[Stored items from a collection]

******************************

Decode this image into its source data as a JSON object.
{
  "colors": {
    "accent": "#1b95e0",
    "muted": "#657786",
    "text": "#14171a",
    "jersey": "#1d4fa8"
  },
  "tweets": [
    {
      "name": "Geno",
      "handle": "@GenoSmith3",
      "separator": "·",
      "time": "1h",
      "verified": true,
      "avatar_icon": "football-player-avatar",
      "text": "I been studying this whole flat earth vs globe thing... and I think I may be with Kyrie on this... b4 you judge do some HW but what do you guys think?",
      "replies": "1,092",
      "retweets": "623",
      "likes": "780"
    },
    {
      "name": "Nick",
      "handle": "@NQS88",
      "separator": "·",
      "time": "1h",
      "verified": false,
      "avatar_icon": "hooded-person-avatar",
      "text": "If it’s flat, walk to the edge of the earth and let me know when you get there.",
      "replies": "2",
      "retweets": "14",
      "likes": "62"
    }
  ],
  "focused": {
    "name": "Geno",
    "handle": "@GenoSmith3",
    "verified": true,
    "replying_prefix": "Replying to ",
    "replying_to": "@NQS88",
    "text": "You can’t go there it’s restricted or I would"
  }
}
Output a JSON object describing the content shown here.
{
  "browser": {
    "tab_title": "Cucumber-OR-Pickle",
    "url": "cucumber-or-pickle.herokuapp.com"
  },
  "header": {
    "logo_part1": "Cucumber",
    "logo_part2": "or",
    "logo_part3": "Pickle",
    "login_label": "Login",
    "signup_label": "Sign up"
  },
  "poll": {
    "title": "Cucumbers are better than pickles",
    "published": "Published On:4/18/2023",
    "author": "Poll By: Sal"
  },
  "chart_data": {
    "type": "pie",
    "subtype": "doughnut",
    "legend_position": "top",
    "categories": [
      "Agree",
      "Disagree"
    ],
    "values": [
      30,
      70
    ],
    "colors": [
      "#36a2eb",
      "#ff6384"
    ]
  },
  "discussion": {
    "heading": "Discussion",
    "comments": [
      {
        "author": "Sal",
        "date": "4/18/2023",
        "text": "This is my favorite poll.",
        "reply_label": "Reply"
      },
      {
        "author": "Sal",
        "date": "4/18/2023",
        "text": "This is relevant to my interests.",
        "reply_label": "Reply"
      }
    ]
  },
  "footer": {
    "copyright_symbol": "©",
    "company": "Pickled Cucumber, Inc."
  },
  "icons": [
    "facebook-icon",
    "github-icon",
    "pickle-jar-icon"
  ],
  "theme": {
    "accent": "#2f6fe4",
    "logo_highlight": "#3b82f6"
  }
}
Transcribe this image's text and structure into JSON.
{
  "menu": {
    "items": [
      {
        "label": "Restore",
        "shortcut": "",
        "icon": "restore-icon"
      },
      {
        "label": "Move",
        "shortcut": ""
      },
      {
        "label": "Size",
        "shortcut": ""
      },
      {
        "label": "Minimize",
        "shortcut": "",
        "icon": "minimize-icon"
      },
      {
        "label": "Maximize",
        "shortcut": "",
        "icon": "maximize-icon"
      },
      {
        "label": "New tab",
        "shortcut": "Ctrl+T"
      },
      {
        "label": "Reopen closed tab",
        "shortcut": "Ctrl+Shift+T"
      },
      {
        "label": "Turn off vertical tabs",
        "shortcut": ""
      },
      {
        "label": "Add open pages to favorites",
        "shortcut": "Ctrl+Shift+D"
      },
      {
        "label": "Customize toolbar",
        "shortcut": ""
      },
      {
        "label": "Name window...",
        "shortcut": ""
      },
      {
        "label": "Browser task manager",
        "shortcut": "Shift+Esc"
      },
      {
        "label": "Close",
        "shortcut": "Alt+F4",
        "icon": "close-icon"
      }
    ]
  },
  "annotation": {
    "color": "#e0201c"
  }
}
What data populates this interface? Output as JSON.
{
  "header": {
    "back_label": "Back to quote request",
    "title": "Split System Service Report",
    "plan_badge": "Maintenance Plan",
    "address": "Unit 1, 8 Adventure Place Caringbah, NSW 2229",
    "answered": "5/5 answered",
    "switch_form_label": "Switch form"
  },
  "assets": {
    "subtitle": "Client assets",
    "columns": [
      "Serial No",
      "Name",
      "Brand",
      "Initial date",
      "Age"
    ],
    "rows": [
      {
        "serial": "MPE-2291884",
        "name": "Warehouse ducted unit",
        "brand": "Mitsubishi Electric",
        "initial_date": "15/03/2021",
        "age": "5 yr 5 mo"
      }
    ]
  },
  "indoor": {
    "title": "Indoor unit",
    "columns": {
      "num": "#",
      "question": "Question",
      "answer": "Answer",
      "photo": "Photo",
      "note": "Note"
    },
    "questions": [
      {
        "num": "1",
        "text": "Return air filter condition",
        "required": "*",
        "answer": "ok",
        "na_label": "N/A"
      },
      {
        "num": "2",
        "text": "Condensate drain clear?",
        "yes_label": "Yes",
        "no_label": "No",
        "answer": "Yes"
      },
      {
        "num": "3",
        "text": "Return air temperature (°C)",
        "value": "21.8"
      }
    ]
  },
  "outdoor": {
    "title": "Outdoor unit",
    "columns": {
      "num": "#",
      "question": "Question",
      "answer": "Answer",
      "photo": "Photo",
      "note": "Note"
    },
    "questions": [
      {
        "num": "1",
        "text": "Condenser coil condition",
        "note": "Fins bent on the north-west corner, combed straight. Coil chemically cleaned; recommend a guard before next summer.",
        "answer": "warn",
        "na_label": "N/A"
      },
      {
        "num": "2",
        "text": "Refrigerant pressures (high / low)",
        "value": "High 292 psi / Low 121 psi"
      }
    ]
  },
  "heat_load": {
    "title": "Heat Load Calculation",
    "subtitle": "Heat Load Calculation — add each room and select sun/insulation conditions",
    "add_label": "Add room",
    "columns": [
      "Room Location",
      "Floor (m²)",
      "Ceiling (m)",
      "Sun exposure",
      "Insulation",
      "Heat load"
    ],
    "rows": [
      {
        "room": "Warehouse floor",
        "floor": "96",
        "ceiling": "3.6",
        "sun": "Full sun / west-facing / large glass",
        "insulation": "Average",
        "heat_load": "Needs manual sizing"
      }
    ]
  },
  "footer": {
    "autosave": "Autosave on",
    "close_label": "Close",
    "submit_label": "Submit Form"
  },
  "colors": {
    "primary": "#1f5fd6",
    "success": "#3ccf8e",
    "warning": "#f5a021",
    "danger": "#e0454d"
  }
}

******************************

(TASK TO CARRY OUT) Count how many lines above carry the word "JSON". Only the number is required.

(THE COMPLETED TASK) 4